■ **Aim**: Give again only what runs from the line with "Convert this document image to plain text." to the final line of the entries below, exactly as written and without pictures.

Entries taken from a collection
========================

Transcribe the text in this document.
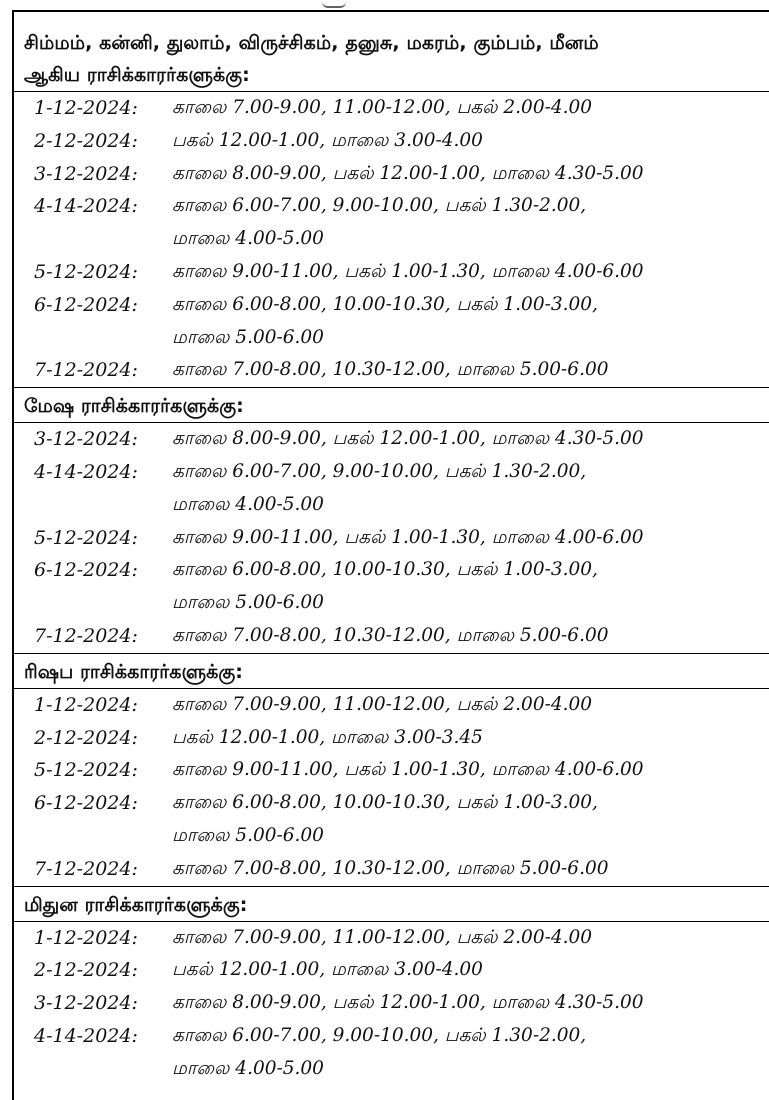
சிம்மம், கன்னி, துலாம், விருச்சிகம், தனுசு, மகரம், கும்பம், மீனம்
ஆகிய ராசிக்காரர்களுக்கு:
1-12-2024:	காலை 7.00-9.00, 11.00-12.00, பகல் 2.00-4.00
2-12-2024:	பகல் 12.00-1.00, மாலை 3.00-4.00
3-12-2024:	காலை 8.00-9.00, பகல் 12.00-1.00, மாலை 4.30-5.00
4-14-2024:	காலை 6.00-7.00, 9.00-10.00, பகல் 1.30-2.00,
மாலை 4.00-5.00
5-12-2024:	காலை 9.00-11.00, பகல் 1.00-1.30, மாலை 4.00-6.00
6-12-2024:	காலை 6.00-8.00, 10.00-10.30, பகல் 1.00-3.00,
மாலை 5.00-6.00
7-12-2024:	காலை 7.00-8.00, 10.30-12.00, மாலை 5.00-6.00
மேஷ ராசிக்காரர்களுக்கு:
3-12-2024:	காலை 8.00-9.00, பகல் 12.00-1.00, மாலை 4.30-5.00
4-14-2024:	காலை 6.00-7.00, 9.00-10.00, பகல் 1.30-2.00,
மாலை 4.00-5.00
5-12-2024:	காலை 9.00-11.00, பகல் 1.00-1.30, மாலை 4.00-6.00
6-12-2024:	காலை 6.00-8.00, 10.00-10.30, பகல் 1.00-3.00,
மாலை 5.00-6.00
7-12-2024:	காலை 7.00-8.00, 10.30-12.00, மாலை 5.00-6.00
ரிஷப ராசிக்காரர்களுக்கு:
1-12-2024:	காலை 7.00-9.00, 11.00-12.00, பகல் 2.00-4.00
2-12-2024:	பகல் 12.00-1.00, மாலை 3.00-3.45
5-12-2024:	காலை 9.00-11.00, பகல் 1.00-1.30, மாலை 4.00-6.00
6-12-2024:	காலை 6.00-8.00, 10.00-10.30, பகல் 1.00-3.00,
மாலை 5.00-6.00
7-12-2024:	காலை 7.00-8.00, 10.30-12.00, மாலை 5.00-6.00
மிதுன ராசிக்காரர்களுக்கு:
1-12-2024:	காலை 7.00-9.00, 11.00-12.00, பகல் 2.00-4.00
2-12-2024:	பகல் 12.00-1.00, மாலை 3.00-4.00
3-12-2024:	காலை 8.00-9.00, பகல் 12.00-1.00, மாலை 4.30-5.00
4-14-2024:	காலை 6.00-7.00, 9.00-10.00, பகல் 1.30-2.00,
மாலை 4.00-5.00
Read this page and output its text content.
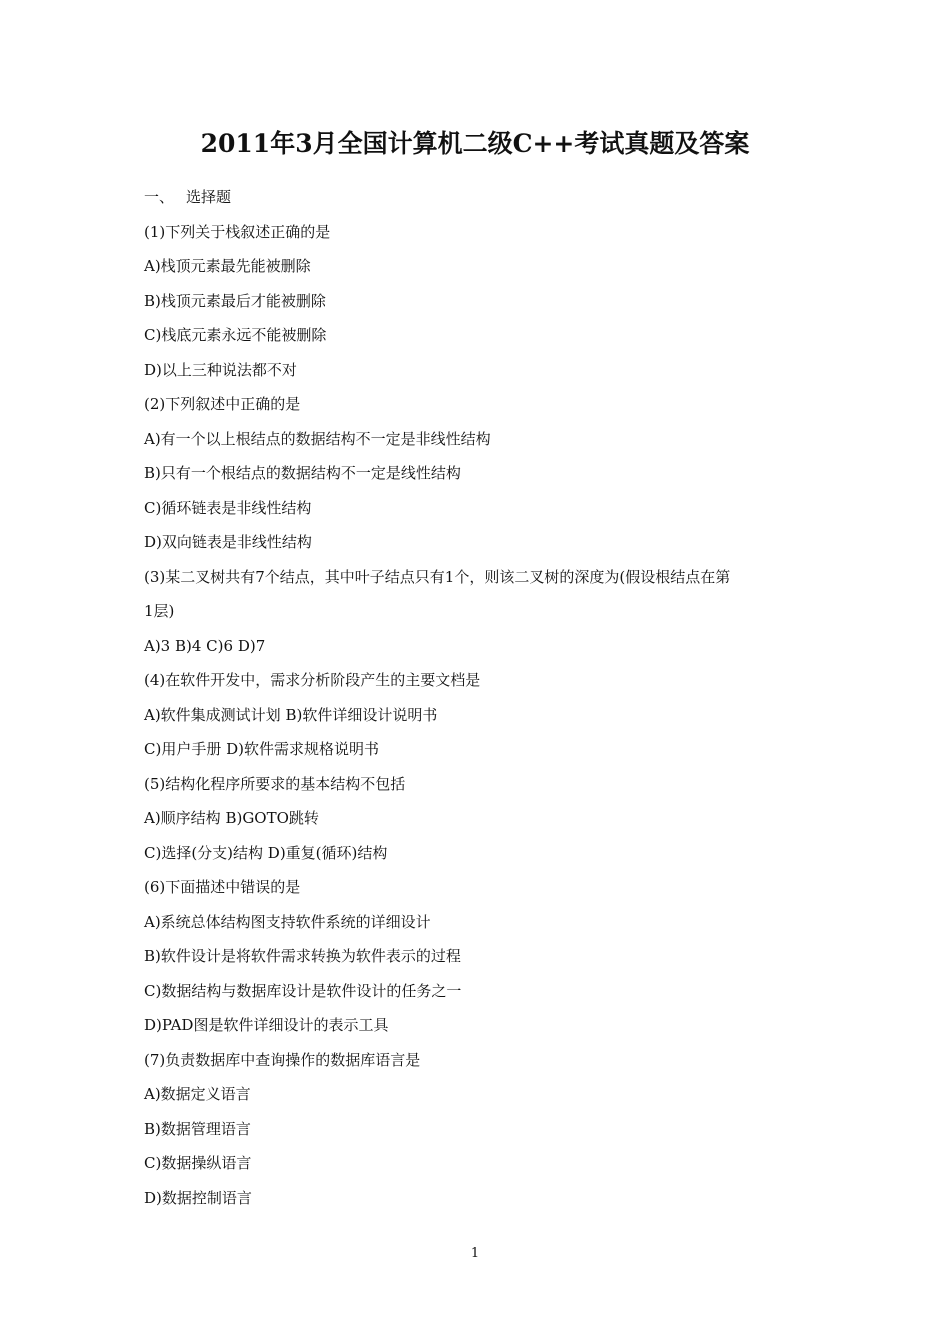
2011年3月全国计算机二级C++考试真题及答案
一、 选择题
(1)下列关于栈叙述正确的是
A)栈顶元素最先能被删除
B)栈顶元素最后才能被删除
C)栈底元素永远不能被删除
D)以上三种说法都不对
(2)下列叙述中正确的是
A)有一个以上根结点的数据结构不一定是非线性结构
B)只有一个根结点的数据结构不一定是线性结构
C)循环链表是非线性结构
D)双向链表是非线性结构
(3)某二叉树共有7个结点，其中叶子结点只有1个，则该二叉树的深度为(假设根结点在第
1层)
A)3 B)4 C)6 D)7
(4)在软件开发中，需求分析阶段产生的主要文档是
A)软件集成测试计划 B)软件详细设计说明书
C)用户手册 D)软件需求规格说明书
(5)结构化程序所要求的基本结构不包括
A)顺序结构 B)GOTO跳转
C)选择(分支)结构 D)重复(循环)结构
(6)下面描述中错误的是
A)系统总体结构图支持软件系统的详细设计
B)软件设计是将软件需求转换为软件表示的过程
C)数据结构与数据库设计是软件设计的任务之一
D)PAD图是软件详细设计的表示工具
(7)负责数据库中查询操作的数据库语言是
A)数据定义语言
B)数据管理语言
C)数据操纵语言
D)数据控制语言
1
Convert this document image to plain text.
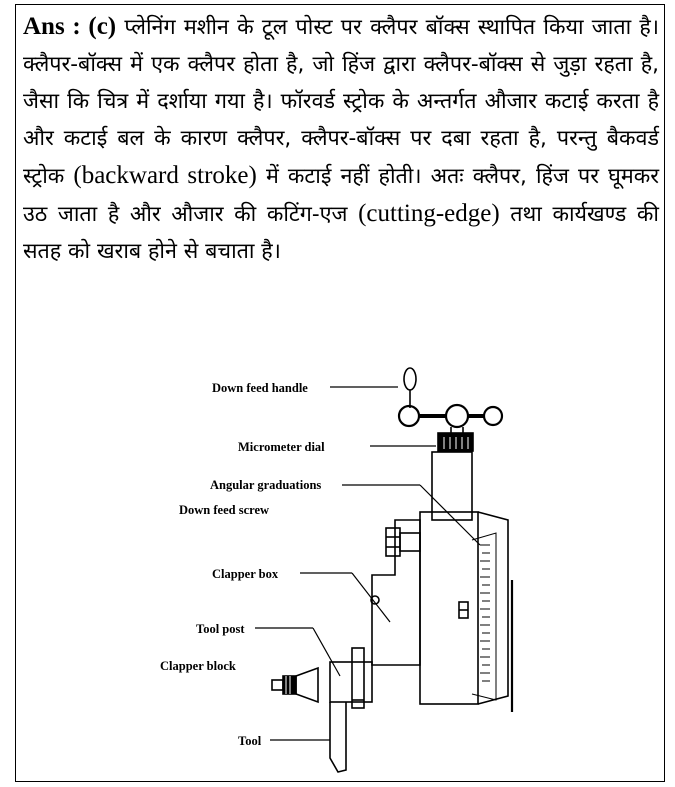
Ans : (c) प्लेनिंग मशीन के टूल पोस्ट पर क्लैपर बॉक्स स्थापित किया जाता है। क्लैपर-बॉक्स में एक क्लैपर होता है, जो हिंज द्वारा क्लैपर-बॉक्स से जुड़ा रहता है, जैसा कि चित्र में दर्शाया गया है। फॉरवर्ड स्ट्रोक के अन्तर्गत औजार कटाई करता है और कटाई बल के कारण क्लैपर, क्लैपर-बॉक्स पर दबा रहता है, परन्तु बैकवर्ड स्ट्रोक (backward stroke) में कटाई नहीं होती। अतः क्लैपर, हिंज पर घूमकर उठ जाता है और औजार की कटिंग-एज (cutting-edge) तथा कार्यखण्ड की सतह को खराब होने से बचाता है।

Down feed handle
Micrometer dial
Angular graduations
Down feed screw
Clapper box
Tool post
Clapper block
Tool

========================

■ **The answer**:
Convert this document image to plain text.
Ans : (c) प्लेनिंग मशीन के टूल पोस्ट पर क्लैपर बॉक्स स्थापित किया जाता है। क्लैपर-बॉक्स में एक क्लैपर होता है, जो हिंज द्वारा क्लैपर-बॉक्स से जुड़ा रहता है, जैसा कि चित्र में दर्शाया गया है। फॉरवर्ड स्ट्रोक के अन्तर्गत औजार कटाई करता है और कटाई बल के कारण क्लैपर, क्लैपर-बॉक्स पर दबा रहता है, परन्तु बैकवर्ड स्ट्रोक (backward stroke) में कटाई नहीं होती। अतः क्लैपर, हिंज पर घूमकर उठ जाता है और औजार की कटिंग-एज (cutting-edge) तथा कार्यखण्ड की सतह को खराब होने से बचाता है।

Down feed handle
Micrometer dial
Angular graduations
Down feed screw
Clapper box
Tool post
Clapper block
Tool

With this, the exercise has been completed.